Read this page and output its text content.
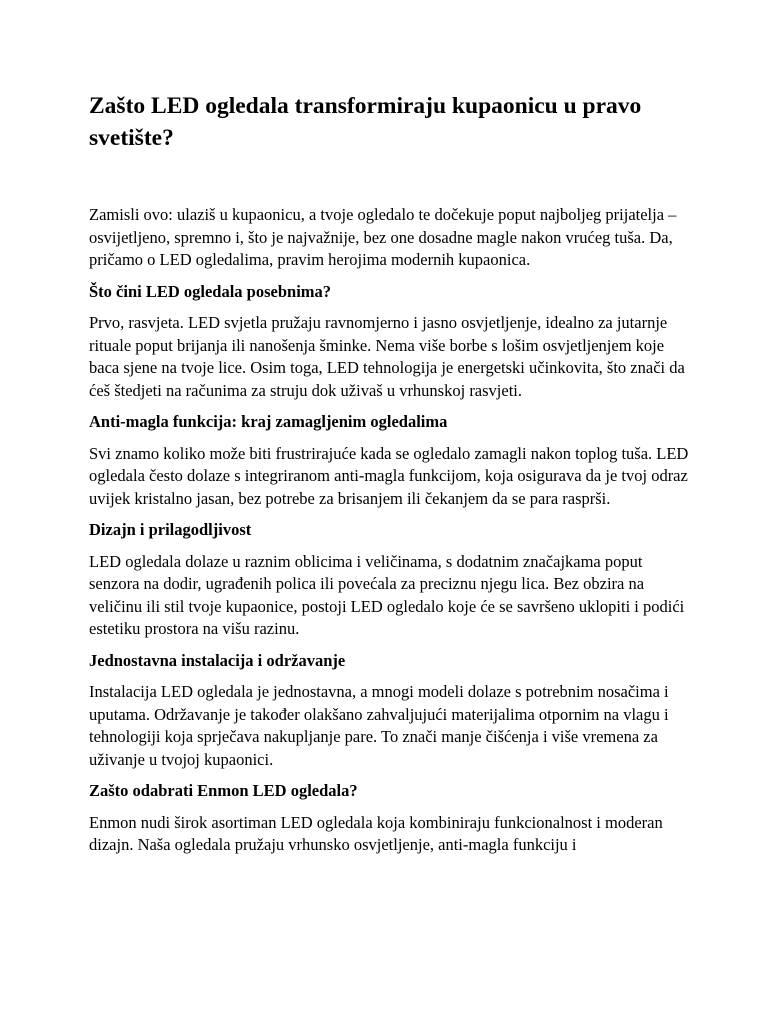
Zašto LED ogledala transformiraju kupaonicu u pravo svetište?

Zamisli ovo: ulaziš u kupaonicu, a tvoje ogledalo te dočekuje poput najboljeg prijatelja – osvijetljeno, spremno i, što je najvažnije, bez one dosadne magle nakon vrućeg tuša. Da, pričamo o LED ogledalima, pravim herojima modernih kupaonica.

Što čini LED ogledala posebnima?

Prvo, rasvjeta. LED svjetla pružaju ravnomjerno i jasno osvjetljenje, idealno za jutarnje rituale poput brijanja ili nanošenja šminke. Nema više borbe s lošim osvjetljenjem koje baca sjene na tvoje lice. Osim toga, LED tehnologija je energetski učinkovita, što znači da ćeš štedjeti na računima za struju dok uživaš u vrhunskoj rasvjeti.

Anti-magla funkcija: kraj zamagljenim ogledalima

Svi znamo koliko može biti frustrirajuće kada se ogledalo zamagli nakon toplog tuša. LED ogledala često dolaze s integriranom anti-magla funkcijom, koja osigurava da je tvoj odraz uvijek kristalno jasan, bez potrebe za brisanjem ili čekanjem da se para rasprši.

Dizajn i prilagodljivost

LED ogledala dolaze u raznim oblicima i veličinama, s dodatnim značajkama poput senzora na dodir, ugrađenih polica ili povećala za preciznu njegu lica. Bez obzira na veličinu ili stil tvoje kupaonice, postoji LED ogledalo koje će se savršeno uklopiti i podići estetiku prostora na višu razinu.

Jednostavna instalacija i održavanje

Instalacija LED ogledala je jednostavna, a mnogi modeli dolaze s potrebnim nosačima i uputama. Održavanje je također olakšano zahvaljujući materijalima otpornim na vlagu i tehnologiji koja sprječava nakupljanje pare. To znači manje čišćenja i više vremena za uživanje u tvojoj kupaonici.

Zašto odabrati Enmon LED ogledala?

Enmon nudi širok asortiman LED ogledala koja kombiniraju funkcionalnost i moderan dizajn. Naša ogledala pružaju vrhunsko osvjetljenje, anti-magla funkciju i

Request. Pick out each line that holds the string "ogledalima".

Worked solution.
Zamisli ovo: ulaziš u kupaonicu, a tvoje ogledalo te dočekuje poput najboljeg prijatelja – osvijetljeno, spremno i, što je najvažnije, bez one dosadne magle nakon vrućeg tuša. Da, pričamo o LED ogledalima, pravim herojima modernih kupaonica.
Anti-magla funkcija: kraj zamagljenim ogledalima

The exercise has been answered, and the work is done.